* Start Data provided *

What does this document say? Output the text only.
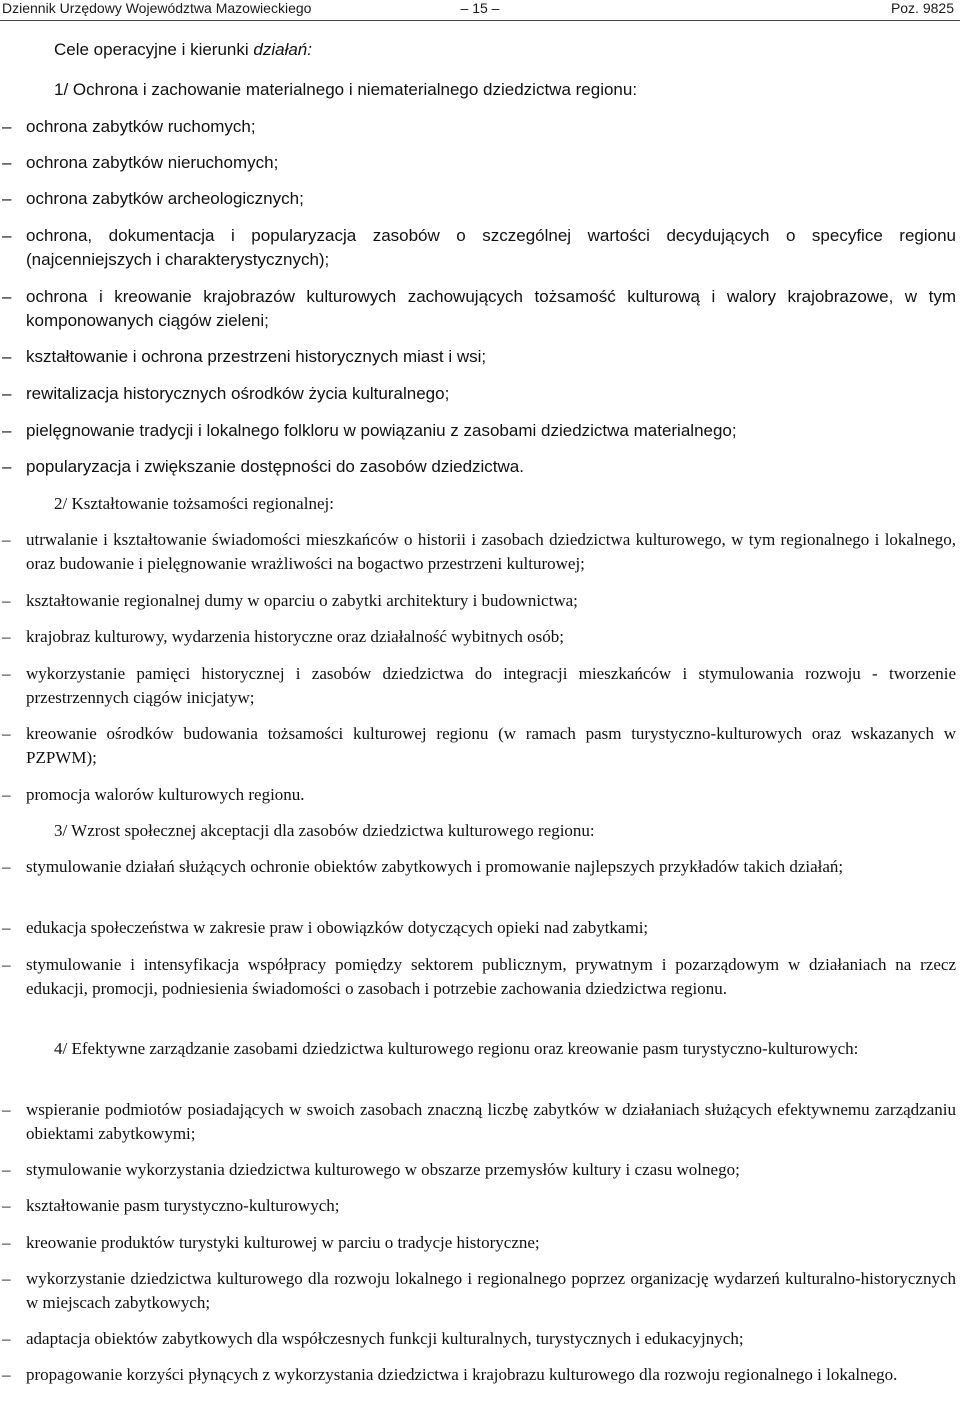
Dziennik Urzędowy Województwa Mazowieckiego	– 15 –	Poz. 9825
Cele operacyjne i kierunki działań:
1/ Ochrona i zachowanie materialnego i niematerialnego dziedzictwa regionu:
– ochrona zabytków ruchomych;
– ochrona zabytków nieruchomych;
– ochrona zabytków archeologicznych;
– ochrona, dokumentacja i popularyzacja zasobów o szczególnej wartości decydujących o specyfice regionu (najcenniejszych i charakterystycznych);
– ochrona i kreowanie krajobrazów kulturowych zachowujących tożsamość kulturową i walory krajobrazowe, w tym komponowanych ciągów zieleni;
– kształtowanie i ochrona przestrzeni historycznych miast i wsi;
– rewitalizacja historycznych ośrodków życia kulturalnego;
– pielęgnowanie tradycji i lokalnego folkloru w powiązaniu z zasobami dziedzictwa materialnego;
– popularyzacja i zwiększanie dostępności do zasobów dziedzictwa.
2/ Kształtowanie tożsamości regionalnej:
– utrwalanie i kształtowanie świadomości mieszkańców o historii i zasobach dziedzictwa kulturowego, w tym regionalnego i lokalnego, oraz budowanie i pielęgnowanie wrażliwości na bogactwo przestrzeni kulturowej;
– kształtowanie regionalnej dumy w oparciu o zabytki architektury i budownictwa;
– krajobraz kulturowy, wydarzenia historyczne oraz działalność wybitnych osób;
– wykorzystanie pamięci historycznej i zasobów dziedzictwa do integracji mieszkańców i stymulowania rozwoju - tworzenie przestrzennych ciągów inicjatyw;
– kreowanie ośrodków budowania tożsamości kulturowej regionu (w ramach pasm turystyczno-kulturowych oraz wskazanych w PZPWM);
– promocja walorów kulturowych regionu.
3/ Wzrost społecznej akceptacji dla zasobów dziedzictwa kulturowego regionu:
– stymulowanie działań służących ochronie obiektów zabytkowych i promowanie najlepszych przykładów takich działań;
– edukacja społeczeństwa w zakresie praw i obowiązków dotyczących opieki nad zabytkami;
– stymulowanie i intensyfikacja współpracy pomiędzy sektorem publicznym, prywatnym i pozarządowym w działaniach na rzecz edukacji, promocji, podniesienia świadomości o zasobach i potrzebie zachowania dziedzictwa regionu.
4/ Efektywne zarządzanie zasobami dziedzictwa kulturowego regionu oraz kreowanie pasm turystyczno-kulturowych:
– wspieranie podmiotów posiadających w swoich zasobach znaczną liczbę zabytków w działaniach służących efektywnemu zarządzaniu obiektami zabytkowymi;
– stymulowanie wykorzystania dziedzictwa kulturowego w obszarze przemysłów kultury i czasu wolnego;
– kształtowanie pasm turystyczno-kulturowych;
– kreowanie produktów turystyki kulturowej w parciu o tradycje historyczne;
– wykorzystanie dziedzictwa kulturowego dla rozwoju lokalnego i regionalnego poprzez organizację wydarzeń kulturalno-historycznych w miejscach zabytkowych;
– adaptacja obiektów zabytkowych dla współczesnych funkcji kulturalnych, turystycznych i edukacyjnych;
– propagowanie korzyści płynących z wykorzystania dziedzictwa i krajobrazu kulturowego dla rozwoju regionalnego i lokalnego.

* End Data provided *

» **Requirement**
For each line in the data above that contains the string "historycznych", extract the line.

» **Written reply**
– kształtowanie i ochrona przestrzeni historycznych miast i wsi;
– rewitalizacja historycznych ośrodków życia kulturalnego;
– wykorzystanie dziedzictwa kulturowego dla rozwoju lokalnego i regionalnego poprzez organizację wydarzeń kulturalno-historycznych w miejscach zabytkowych;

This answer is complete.